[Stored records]
---

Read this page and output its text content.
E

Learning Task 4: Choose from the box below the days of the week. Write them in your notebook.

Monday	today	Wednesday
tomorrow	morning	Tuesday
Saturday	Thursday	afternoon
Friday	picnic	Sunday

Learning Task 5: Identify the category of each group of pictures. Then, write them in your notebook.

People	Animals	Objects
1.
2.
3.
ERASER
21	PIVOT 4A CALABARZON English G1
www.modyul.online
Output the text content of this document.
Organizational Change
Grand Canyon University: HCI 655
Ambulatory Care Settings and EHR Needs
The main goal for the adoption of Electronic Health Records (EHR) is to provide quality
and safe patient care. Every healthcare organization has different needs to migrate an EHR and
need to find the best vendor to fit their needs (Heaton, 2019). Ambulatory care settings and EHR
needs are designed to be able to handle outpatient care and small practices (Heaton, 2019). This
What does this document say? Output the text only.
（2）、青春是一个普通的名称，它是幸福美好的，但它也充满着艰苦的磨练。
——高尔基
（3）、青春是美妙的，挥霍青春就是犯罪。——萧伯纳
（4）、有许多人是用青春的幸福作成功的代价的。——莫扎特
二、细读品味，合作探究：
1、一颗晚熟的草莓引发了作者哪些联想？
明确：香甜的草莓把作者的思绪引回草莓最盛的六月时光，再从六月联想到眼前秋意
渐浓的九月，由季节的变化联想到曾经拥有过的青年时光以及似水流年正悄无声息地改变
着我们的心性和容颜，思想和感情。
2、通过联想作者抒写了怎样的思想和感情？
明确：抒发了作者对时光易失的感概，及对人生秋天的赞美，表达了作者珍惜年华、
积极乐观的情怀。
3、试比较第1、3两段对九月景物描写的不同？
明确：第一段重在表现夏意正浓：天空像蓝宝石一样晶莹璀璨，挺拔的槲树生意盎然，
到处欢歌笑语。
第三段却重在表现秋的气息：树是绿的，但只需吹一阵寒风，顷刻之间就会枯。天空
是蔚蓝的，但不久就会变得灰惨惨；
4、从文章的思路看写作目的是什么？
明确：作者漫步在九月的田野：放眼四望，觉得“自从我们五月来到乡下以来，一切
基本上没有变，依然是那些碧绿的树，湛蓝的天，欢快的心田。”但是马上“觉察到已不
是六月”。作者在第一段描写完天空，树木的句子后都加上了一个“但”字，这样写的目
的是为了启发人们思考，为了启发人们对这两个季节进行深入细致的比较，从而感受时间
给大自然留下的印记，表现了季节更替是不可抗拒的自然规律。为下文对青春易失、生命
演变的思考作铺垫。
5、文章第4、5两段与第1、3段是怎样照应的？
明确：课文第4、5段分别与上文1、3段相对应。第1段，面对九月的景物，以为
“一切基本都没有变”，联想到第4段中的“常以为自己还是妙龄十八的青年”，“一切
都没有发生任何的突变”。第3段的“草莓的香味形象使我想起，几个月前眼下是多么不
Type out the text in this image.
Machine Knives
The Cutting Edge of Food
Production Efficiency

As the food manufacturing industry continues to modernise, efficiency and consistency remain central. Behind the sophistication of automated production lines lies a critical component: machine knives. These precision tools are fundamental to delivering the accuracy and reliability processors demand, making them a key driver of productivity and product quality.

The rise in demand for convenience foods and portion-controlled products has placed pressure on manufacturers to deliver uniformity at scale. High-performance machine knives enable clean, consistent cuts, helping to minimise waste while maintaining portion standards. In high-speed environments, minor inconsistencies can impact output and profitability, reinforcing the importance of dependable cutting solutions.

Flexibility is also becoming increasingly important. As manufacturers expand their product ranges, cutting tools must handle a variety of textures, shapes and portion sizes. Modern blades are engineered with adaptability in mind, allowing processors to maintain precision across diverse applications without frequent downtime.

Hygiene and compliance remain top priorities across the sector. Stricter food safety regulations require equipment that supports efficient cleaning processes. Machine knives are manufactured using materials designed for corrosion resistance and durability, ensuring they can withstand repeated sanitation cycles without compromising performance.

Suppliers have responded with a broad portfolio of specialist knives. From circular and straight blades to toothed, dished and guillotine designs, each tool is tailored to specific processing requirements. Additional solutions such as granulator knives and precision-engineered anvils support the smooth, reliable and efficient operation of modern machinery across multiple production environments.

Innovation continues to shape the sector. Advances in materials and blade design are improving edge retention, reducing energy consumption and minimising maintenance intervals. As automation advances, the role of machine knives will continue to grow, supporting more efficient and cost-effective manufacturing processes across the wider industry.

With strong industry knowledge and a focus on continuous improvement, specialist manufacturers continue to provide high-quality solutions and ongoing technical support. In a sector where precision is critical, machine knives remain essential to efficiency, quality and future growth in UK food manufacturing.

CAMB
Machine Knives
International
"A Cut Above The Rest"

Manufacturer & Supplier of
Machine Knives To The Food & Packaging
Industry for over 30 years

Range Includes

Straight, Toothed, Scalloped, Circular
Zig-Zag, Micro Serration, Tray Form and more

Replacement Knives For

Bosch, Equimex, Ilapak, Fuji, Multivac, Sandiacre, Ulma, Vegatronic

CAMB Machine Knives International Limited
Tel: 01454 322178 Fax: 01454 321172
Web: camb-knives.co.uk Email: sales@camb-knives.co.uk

---

EXERCISE TASK:
From the material above, gather all lines that include the string "document" and copy them.

CORRECT RESPONSE:
Output the text content of this document.
What does this document say? Output the text only.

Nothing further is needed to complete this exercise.